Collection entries
— Start —

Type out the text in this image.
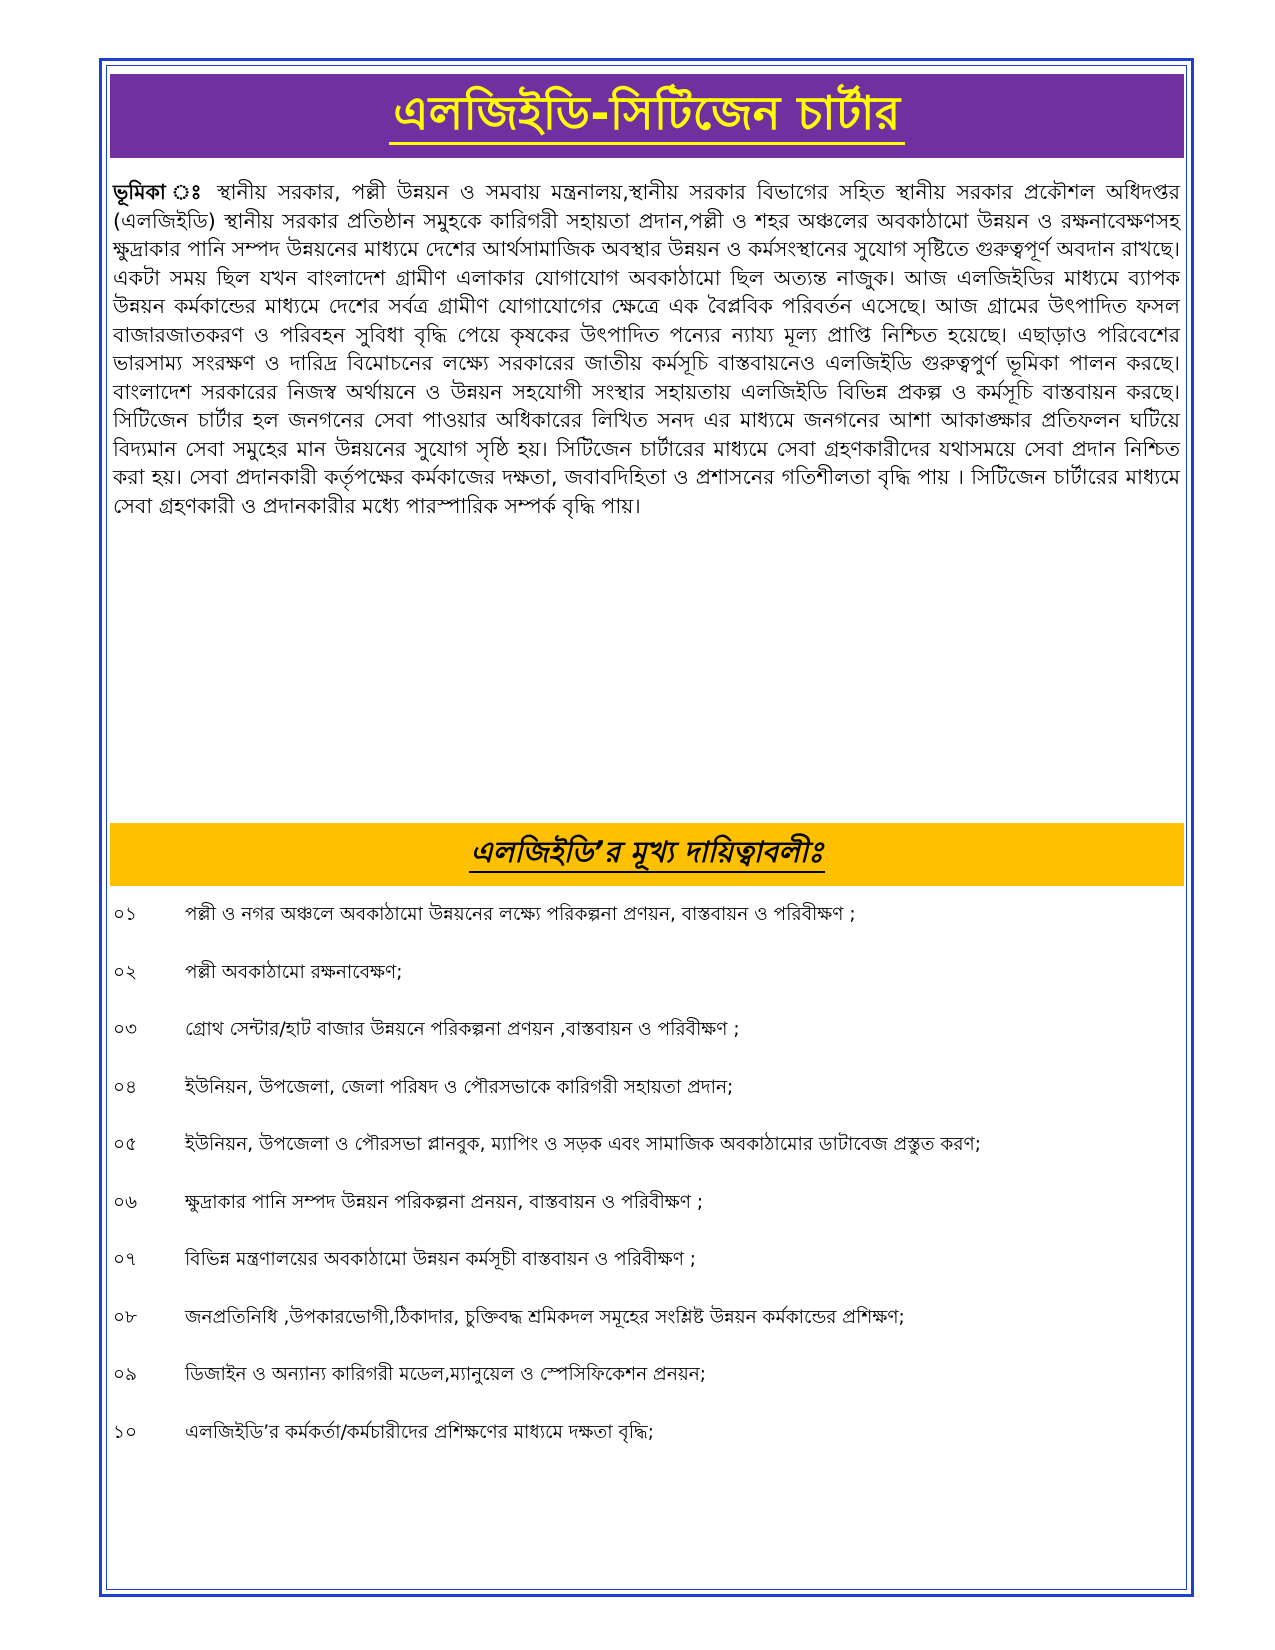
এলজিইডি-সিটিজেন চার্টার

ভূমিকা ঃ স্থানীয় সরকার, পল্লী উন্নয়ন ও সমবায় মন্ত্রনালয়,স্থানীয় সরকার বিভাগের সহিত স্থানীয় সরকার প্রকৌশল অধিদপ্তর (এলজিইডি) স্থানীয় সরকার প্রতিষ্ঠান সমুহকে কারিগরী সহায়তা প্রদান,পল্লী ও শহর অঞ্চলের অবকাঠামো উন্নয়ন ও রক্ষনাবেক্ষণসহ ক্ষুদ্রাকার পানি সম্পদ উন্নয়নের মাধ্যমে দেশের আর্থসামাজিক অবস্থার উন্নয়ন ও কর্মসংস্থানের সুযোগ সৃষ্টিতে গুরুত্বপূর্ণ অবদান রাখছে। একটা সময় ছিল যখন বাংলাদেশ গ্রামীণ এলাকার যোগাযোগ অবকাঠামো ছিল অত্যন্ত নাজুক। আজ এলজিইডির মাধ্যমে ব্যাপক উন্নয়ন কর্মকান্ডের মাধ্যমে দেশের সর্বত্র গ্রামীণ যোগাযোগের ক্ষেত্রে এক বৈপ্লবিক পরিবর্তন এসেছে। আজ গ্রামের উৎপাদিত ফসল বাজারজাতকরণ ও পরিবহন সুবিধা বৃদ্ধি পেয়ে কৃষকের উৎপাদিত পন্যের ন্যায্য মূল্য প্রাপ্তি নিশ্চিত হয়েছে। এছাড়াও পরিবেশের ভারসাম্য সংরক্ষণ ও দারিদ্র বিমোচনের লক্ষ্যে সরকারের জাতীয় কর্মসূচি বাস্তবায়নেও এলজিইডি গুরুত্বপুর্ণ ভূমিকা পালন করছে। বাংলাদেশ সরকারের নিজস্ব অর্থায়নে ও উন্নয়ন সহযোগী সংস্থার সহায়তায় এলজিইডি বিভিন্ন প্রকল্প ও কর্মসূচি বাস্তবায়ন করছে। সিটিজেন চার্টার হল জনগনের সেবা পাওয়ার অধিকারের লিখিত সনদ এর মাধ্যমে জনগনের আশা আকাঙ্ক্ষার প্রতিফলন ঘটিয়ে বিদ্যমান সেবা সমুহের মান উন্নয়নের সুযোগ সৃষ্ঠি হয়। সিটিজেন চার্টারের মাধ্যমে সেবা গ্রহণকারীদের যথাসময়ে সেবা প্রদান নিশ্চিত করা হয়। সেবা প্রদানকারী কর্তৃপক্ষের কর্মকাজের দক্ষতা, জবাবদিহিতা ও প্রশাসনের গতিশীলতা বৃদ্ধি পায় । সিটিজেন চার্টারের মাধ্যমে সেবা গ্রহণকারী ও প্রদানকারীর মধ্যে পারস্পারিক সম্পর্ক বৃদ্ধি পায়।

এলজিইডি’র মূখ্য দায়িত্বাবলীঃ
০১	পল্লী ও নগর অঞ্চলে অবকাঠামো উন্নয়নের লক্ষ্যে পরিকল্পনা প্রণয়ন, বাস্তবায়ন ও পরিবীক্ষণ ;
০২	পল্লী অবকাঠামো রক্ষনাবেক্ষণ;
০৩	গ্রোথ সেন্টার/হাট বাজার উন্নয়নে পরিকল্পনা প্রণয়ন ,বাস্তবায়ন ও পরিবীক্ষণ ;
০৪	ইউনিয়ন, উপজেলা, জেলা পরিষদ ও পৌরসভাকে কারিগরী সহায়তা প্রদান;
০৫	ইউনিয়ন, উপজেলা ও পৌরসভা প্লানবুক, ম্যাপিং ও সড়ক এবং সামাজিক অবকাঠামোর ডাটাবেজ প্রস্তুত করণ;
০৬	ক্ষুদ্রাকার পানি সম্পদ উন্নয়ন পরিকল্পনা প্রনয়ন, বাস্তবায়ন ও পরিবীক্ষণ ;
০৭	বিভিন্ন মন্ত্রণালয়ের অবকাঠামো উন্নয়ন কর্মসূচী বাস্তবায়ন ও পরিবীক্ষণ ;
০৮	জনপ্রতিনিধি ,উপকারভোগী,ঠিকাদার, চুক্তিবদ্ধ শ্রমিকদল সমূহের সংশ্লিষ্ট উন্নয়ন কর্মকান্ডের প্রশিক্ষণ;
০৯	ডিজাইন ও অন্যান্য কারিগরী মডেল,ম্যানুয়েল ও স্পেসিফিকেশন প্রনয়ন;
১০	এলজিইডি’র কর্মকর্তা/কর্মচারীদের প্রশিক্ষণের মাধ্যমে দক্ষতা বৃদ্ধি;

— End —
— Start —

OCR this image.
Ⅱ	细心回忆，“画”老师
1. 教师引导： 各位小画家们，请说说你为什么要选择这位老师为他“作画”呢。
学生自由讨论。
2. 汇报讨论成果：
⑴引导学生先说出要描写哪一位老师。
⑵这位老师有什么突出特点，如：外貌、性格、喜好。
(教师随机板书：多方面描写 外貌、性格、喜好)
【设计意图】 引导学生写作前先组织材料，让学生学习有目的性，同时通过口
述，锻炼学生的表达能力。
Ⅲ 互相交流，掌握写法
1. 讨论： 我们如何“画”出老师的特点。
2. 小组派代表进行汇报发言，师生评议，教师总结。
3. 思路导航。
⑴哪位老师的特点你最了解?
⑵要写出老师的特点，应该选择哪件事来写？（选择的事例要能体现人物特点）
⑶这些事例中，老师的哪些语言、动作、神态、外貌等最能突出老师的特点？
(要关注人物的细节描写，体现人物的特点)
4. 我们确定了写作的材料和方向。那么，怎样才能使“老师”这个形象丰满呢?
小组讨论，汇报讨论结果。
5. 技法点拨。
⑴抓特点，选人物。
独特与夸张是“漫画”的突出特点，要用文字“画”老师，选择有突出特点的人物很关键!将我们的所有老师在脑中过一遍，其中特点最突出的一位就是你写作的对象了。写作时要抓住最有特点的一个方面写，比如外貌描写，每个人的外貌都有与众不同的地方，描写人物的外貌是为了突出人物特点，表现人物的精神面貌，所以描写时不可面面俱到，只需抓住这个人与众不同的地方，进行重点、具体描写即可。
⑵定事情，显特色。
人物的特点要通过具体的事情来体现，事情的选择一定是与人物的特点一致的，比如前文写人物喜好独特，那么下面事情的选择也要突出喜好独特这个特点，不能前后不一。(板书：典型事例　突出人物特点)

— End —

What is expected: Scan the records for the string "this". Copy each line in which it appears.

Exercise result:
Type out the text in this image.
OCR this image.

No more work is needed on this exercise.